YOUR GOAL -
Return all of the entries exactly, with nothing added or left out.

+++

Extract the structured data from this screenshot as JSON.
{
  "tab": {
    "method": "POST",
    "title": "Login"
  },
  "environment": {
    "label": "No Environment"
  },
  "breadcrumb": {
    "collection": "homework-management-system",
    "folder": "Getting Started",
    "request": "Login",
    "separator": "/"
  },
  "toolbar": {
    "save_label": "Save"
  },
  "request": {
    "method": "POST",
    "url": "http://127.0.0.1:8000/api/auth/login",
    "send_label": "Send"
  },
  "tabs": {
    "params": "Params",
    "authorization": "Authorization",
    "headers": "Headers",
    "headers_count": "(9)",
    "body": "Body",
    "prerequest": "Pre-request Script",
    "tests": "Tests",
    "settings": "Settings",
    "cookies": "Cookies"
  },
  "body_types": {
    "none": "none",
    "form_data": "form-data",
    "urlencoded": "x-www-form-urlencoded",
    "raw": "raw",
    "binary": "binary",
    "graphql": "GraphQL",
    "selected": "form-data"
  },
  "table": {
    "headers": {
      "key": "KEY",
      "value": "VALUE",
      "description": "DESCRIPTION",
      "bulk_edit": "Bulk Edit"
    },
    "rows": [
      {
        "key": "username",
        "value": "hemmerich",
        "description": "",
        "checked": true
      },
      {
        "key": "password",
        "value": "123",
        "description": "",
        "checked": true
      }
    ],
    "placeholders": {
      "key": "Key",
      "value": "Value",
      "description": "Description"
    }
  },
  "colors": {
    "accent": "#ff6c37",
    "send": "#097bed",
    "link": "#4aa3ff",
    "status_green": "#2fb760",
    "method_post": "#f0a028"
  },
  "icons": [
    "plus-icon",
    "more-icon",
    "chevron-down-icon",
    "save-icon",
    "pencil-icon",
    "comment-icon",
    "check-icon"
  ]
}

+++

SOLUTION FOR THIS PROBLEM -
Extract the structured data from this screenshot as JSON.
{
  "tab": {
    "method": "POST",
    "title": "Login"
  },
  "environment": {
    "label": "No Environment"
  },
  "breadcrumb": {
    "collection": "homework-management-system",
    "folder": "Getting Started",
    "request": "Login",
    "separator": "/"
  },
  "toolbar": {
    "save_label": "Save"
  },
  "request": {
    "method": "POST",
    "url": "http://127.0.0.1:8000/api/auth/login",
    "send_label": "Send"
  },
  "tabs": {
    "params": "Params",
    "authorization": "Authorization",
    "headers": "Headers",
    "headers_count": "(9)",
    "body": "Body",
    "prerequest": "Pre-request Script",
    "tests": "Tests",
    "settings": "Settings",
    "cookies": "Cookies"
  },
  "body_types": {
    "none": "none",
    "form_data": "form-data",
    "urlencoded": "x-www-form-urlencoded",
    "raw": "raw",
    "binary": "binary",
    "graphql": "GraphQL",
    "selected": "form-data"
  },
  "table": {
    "headers": {
      "key": "KEY",
      "value": "VALUE",
      "description": "DESCRIPTION",
      "bulk_edit": "Bulk Edit"
    },
    "rows": [
      {
        "key": "username",
        "value": "hemmerich",
        "description": "",
        "checked": true
      },
      {
        "key": "password",
        "value": "123",
        "description": "",
        "checked": true
      }
    ],
    "placeholders": {
      "key": "Key",
      "value": "Value",
      "description": "Description"
    }
  },
  "colors": {
    "accent": "#ff6c37",
    "send": "#097bed",
    "link": "#4aa3ff",
    "status_green": "#2fb760",
    "method_post": "#f0a028"
  },
  "icons": [
    "plus-icon",
    "more-icon",
    "chevron-down-icon",
    "save-icon",
    "pencil-icon",
    "comment-icon",
    "check-icon"
  ]
}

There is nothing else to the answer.